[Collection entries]
==========
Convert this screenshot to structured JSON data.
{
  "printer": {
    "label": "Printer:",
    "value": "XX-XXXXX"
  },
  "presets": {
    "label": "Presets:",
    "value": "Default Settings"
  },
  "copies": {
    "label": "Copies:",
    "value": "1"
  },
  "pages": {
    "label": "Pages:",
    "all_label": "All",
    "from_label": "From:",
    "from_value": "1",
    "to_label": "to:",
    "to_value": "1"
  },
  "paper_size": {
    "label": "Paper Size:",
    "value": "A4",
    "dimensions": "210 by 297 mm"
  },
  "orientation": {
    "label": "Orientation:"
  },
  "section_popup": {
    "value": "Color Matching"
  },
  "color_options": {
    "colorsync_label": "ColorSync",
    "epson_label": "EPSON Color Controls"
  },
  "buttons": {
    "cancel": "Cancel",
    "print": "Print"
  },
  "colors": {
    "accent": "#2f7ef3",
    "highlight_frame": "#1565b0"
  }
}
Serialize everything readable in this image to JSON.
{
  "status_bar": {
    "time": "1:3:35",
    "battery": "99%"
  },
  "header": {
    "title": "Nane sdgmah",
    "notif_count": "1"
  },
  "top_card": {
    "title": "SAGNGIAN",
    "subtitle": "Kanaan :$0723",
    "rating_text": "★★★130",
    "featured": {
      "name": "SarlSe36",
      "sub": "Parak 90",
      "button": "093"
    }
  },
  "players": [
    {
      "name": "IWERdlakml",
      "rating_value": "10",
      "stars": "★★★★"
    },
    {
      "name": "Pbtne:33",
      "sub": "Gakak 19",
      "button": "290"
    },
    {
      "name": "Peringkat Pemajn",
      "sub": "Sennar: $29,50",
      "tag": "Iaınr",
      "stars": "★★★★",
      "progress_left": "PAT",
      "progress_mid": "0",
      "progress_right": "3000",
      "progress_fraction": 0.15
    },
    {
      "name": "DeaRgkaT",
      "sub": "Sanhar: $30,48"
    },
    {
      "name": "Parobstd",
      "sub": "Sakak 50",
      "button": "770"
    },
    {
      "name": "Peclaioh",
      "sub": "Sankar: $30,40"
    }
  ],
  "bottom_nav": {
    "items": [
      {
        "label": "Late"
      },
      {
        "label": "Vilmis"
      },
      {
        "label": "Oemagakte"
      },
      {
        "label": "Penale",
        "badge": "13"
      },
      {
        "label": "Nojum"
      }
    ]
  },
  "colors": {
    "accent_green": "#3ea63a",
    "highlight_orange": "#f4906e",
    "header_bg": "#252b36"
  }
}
==========
**Problem description**
Extract each line from the listing above, please, and repeat it exactly.

**Response to the exercise**
Convert this screenshot to structured JSON data.
{
  "printer": {
    "label": "Printer:",
    "value": "XX-XXXXX"
  },
  "presets": {
    "label": "Presets:",
    "value": "Default Settings"
  },
  "copies": {
    "label": "Copies:",
    "value": "1"
  },
  "pages": {
    "label": "Pages:",
    "all_label": "All",
    "from_label": "From:",
    "from_value": "1",
    "to_label": "to:",
    "to_value": "1"
  },
  "paper_size": {
    "label": "Paper Size:",
    "value": "A4",
    "dimensions": "210 by 297 mm"
  },
  "orientation": {
    "label": "Orientation:"
  },
  "section_popup": {
    "value": "Color Matching"
  },
  "color_options": {
    "colorsync_label": "ColorSync",
    "epson_label": "EPSON Color Controls"
  },
  "buttons": {
    "cancel": "Cancel",
    "print": "Print"
  },
  "colors": {
    "accent": "#2f7ef3",
    "highlight_frame": "#1565b0"
  }
}
Serialize everything readable in this image to JSON.
{
  "status_bar": {
    "time": "1:3:35",
    "battery": "99%"
  },
  "header": {
    "title": "Nane sdgmah",
    "notif_count": "1"
  },
  "top_card": {
    "title": "SAGNGIAN",
    "subtitle": "Kanaan :$0723",
    "rating_text": "★★★130",
    "featured": {
      "name": "SarlSe36",
      "sub": "Parak 90",
      "button": "093"
    }
  },
  "players": [
    {
      "name": "IWERdlakml",
      "rating_value": "10",
      "stars": "★★★★"
    },
    {
      "name": "Pbtne:33",
      "sub": "Gakak 19",
      "button": "290"
    },
    {
      "name": "Peringkat Pemajn",
      "sub": "Sennar: $29,50",
      "tag": "Iaınr",
      "stars": "★★★★",
      "progress_left": "PAT",
      "progress_mid": "0",
      "progress_right": "3000",
      "progress_fraction": 0.15
    },
    {
      "name": "DeaRgkaT",
      "sub": "Sanhar: $30,48"
    },
    {
      "name": "Parobstd",
      "sub": "Sakak 50",
      "button": "770"
    },
    {
      "name": "Peclaioh",
      "sub": "Sankar: $30,40"
    }
  ],
  "bottom_nav": {
    "items": [
      {
        "label": "Late"
      },
      {
        "label": "Vilmis"
      },
      {
        "label": "Oemagakte"
      },
      {
        "label": "Penale",
        "badge": "13"
      },
      {
        "label": "Nojum"
      }
    ]
  },
  "colors": {
    "accent_green": "#3ea63a",
    "highlight_orange": "#f4906e",
    "header_bg": "#252b36"
  }
}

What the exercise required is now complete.